* MATERIAL SHOWN:
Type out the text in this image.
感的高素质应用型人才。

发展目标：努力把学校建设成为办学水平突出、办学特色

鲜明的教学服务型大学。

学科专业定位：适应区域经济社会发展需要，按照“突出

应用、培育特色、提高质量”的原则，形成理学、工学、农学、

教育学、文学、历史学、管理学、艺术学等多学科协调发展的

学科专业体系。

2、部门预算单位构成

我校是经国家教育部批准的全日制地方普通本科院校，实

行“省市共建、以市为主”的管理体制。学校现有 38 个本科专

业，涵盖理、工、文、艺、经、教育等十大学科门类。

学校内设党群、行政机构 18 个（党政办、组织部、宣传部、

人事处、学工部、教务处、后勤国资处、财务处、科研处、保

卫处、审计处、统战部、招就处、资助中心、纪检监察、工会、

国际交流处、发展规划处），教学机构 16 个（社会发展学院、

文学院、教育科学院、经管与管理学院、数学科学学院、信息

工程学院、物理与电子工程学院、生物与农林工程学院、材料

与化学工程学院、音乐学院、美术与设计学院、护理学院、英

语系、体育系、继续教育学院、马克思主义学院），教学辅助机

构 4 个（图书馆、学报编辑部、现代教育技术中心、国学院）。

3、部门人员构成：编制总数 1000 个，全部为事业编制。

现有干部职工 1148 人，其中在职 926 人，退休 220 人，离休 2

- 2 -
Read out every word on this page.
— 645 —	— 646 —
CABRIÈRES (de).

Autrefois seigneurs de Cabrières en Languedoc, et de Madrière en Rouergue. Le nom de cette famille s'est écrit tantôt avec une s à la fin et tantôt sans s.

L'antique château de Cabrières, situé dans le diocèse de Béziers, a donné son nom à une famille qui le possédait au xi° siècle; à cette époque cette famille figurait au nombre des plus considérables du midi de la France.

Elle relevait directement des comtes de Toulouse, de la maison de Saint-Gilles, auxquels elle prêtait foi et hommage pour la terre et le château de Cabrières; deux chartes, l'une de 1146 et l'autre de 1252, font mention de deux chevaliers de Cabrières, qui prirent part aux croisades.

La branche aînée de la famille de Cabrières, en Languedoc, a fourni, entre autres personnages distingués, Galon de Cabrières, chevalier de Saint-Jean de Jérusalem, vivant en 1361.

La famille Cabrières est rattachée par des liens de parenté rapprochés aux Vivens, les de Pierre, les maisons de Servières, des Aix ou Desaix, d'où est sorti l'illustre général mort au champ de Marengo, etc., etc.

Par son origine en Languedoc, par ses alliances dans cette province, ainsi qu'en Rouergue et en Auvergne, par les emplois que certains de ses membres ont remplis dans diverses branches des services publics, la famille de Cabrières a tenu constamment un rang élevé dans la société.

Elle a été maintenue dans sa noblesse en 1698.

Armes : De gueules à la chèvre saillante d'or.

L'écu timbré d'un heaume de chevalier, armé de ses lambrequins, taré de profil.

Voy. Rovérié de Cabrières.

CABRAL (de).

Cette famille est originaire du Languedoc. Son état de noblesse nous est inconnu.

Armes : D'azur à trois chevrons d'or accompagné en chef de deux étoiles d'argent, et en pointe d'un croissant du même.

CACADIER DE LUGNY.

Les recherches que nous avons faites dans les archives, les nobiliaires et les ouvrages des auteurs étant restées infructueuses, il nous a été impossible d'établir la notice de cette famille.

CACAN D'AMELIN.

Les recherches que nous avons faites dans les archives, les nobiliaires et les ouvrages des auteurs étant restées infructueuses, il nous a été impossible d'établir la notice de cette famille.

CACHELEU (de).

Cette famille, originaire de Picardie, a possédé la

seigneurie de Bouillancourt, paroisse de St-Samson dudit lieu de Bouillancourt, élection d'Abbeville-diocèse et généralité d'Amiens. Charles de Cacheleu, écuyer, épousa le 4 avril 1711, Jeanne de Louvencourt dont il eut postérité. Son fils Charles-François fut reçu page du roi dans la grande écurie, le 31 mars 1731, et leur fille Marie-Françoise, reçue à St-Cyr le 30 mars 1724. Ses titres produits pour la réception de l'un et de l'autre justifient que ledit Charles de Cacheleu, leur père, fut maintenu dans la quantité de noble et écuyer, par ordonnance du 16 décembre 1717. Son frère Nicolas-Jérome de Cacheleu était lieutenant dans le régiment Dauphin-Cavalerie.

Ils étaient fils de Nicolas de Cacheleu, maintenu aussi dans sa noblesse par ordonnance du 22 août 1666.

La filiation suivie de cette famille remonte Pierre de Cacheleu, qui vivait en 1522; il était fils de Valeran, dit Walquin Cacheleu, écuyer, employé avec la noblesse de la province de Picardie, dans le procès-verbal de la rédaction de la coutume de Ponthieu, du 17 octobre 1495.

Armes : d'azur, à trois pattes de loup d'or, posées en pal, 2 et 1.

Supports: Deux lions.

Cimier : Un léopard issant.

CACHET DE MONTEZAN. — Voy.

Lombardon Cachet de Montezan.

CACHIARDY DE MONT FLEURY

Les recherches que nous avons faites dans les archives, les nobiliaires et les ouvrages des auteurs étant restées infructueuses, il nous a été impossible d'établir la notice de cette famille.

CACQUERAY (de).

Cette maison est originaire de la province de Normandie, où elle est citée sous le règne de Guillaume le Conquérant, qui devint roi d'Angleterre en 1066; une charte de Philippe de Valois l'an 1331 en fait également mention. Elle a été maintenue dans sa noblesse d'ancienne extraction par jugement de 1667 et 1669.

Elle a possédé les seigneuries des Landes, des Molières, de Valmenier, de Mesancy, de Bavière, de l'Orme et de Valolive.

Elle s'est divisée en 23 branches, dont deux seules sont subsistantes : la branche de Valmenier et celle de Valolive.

* WHAT YOU SHOULD DO: Set down every line of the listing above again, exactly as given.

* ANSWER TO THIS EXERCISE:
Type out the text in this image.
感的高素质应用型人才。

发展目标：努力把学校建设成为办学水平突出、办学特色

鲜明的教学服务型大学。

学科专业定位：适应区域经济社会发展需要，按照“突出

应用、培育特色、提高质量”的原则，形成理学、工学、农学、

教育学、文学、历史学、管理学、艺术学等多学科协调发展的

学科专业体系。

2、部门预算单位构成

我校是经国家教育部批准的全日制地方普通本科院校，实

行“省市共建、以市为主”的管理体制。学校现有 38 个本科专

业，涵盖理、工、文、艺、经、教育等十大学科门类。

学校内设党群、行政机构 18 个（党政办、组织部、宣传部、

人事处、学工部、教务处、后勤国资处、财务处、科研处、保

卫处、审计处、统战部、招就处、资助中心、纪检监察、工会、

国际交流处、发展规划处），教学机构 16 个（社会发展学院、

文学院、教育科学院、经管与管理学院、数学科学学院、信息

工程学院、物理与电子工程学院、生物与农林工程学院、材料

与化学工程学院、音乐学院、美术与设计学院、护理学院、英

语系、体育系、继续教育学院、马克思主义学院），教学辅助机

构 4 个（图书馆、学报编辑部、现代教育技术中心、国学院）。

3、部门人员构成：编制总数 1000 个，全部为事业编制。

现有干部职工 1148 人，其中在职 926 人，退休 220 人，离休 2

- 2 -
Read out every word on this page.
— 645 —	— 646 —
CABRIÈRES (de).

Autrefois seigneurs de Cabrières en Languedoc, et de Madrière en Rouergue. Le nom de cette famille s'est écrit tantôt avec une s à la fin et tantôt sans s.

L'antique château de Cabrières, situé dans le diocèse de Béziers, a donné son nom à une famille qui le possédait au xi° siècle; à cette époque cette famille figurait au nombre des plus considérables du midi de la France.

Elle relevait directement des comtes de Toulouse, de la maison de Saint-Gilles, auxquels elle prêtait foi et hommage pour la terre et le château de Cabrières; deux chartes, l'une de 1146 et l'autre de 1252, font mention de deux chevaliers de Cabrières, qui prirent part aux croisades.

La branche aînée de la famille de Cabrières, en Languedoc, a fourni, entre autres personnages distingués, Galon de Cabrières, chevalier de Saint-Jean de Jérusalem, vivant en 1361.

La famille Cabrières est rattachée par des liens de parenté rapprochés aux Vivens, les de Pierre, les maisons de Servières, des Aix ou Desaix, d'où est sorti l'illustre général mort au champ de Marengo, etc., etc.

Par son origine en Languedoc, par ses alliances dans cette province, ainsi qu'en Rouergue et en Auvergne, par les emplois que certains de ses membres ont remplis dans diverses branches des services publics, la famille de Cabrières a tenu constamment un rang élevé dans la société.

Elle a été maintenue dans sa noblesse en 1698.

Armes : De gueules à la chèvre saillante d'or.

L'écu timbré d'un heaume de chevalier, armé de ses lambrequins, taré de profil.

Voy. Rovérié de Cabrières.

CABRAL (de).

Cette famille est originaire du Languedoc. Son état de noblesse nous est inconnu.

Armes : D'azur à trois chevrons d'or accompagné en chef de deux étoiles d'argent, et en pointe d'un croissant du même.

CACADIER DE LUGNY.

Les recherches que nous avons faites dans les archives, les nobiliaires et les ouvrages des auteurs étant restées infructueuses, il nous a été impossible d'établir la notice de cette famille.

CACAN D'AMELIN.

Les recherches que nous avons faites dans les archives, les nobiliaires et les ouvrages des auteurs étant restées infructueuses, il nous a été impossible d'établir la notice de cette famille.

CACHELEU (de).

Cette famille, originaire de Picardie, a possédé la

seigneurie de Bouillancourt, paroisse de St-Samson dudit lieu de Bouillancourt, élection d'Abbeville-diocèse et généralité d'Amiens. Charles de Cacheleu, écuyer, épousa le 4 avril 1711, Jeanne de Louvencourt dont il eut postérité. Son fils Charles-François fut reçu page du roi dans la grande écurie, le 31 mars 1731, et leur fille Marie-Françoise, reçue à St-Cyr le 30 mars 1724. Ses titres produits pour la réception de l'un et de l'autre justifient que ledit Charles de Cacheleu, leur père, fut maintenu dans la quantité de noble et écuyer, par ordonnance du 16 décembre 1717. Son frère Nicolas-Jérome de Cacheleu était lieutenant dans le régiment Dauphin-Cavalerie.

Ils étaient fils de Nicolas de Cacheleu, maintenu aussi dans sa noblesse par ordonnance du 22 août 1666.

La filiation suivie de cette famille remonte Pierre de Cacheleu, qui vivait en 1522; il était fils de Valeran, dit Walquin Cacheleu, écuyer, employé avec la noblesse de la province de Picardie, dans le procès-verbal de la rédaction de la coutume de Ponthieu, du 17 octobre 1495.

Armes : d'azur, à trois pattes de loup d'or, posées en pal, 2 et 1.

Supports: Deux lions.

Cimier : Un léopard issant.

CACHET DE MONTEZAN. — Voy.

Lombardon Cachet de Montezan.

CACHIARDY DE MONT FLEURY

Les recherches que nous avons faites dans les archives, les nobiliaires et les ouvrages des auteurs étant restées infructueuses, il nous a été impossible d'établir la notice de cette famille.

CACQUERAY (de).

Cette maison est originaire de la province de Normandie, où elle est citée sous le règne de Guillaume le Conquérant, qui devint roi d'Angleterre en 1066; une charte de Philippe de Valois l'an 1331 en fait également mention. Elle a été maintenue dans sa noblesse d'ancienne extraction par jugement de 1667 et 1669.

Elle a possédé les seigneuries des Landes, des Molières, de Valmenier, de Mesancy, de Bavière, de l'Orme et de Valolive.

Elle s'est divisée en 23 branches, dont deux seules sont subsistantes : la branche de Valmenier et celle de Valolive.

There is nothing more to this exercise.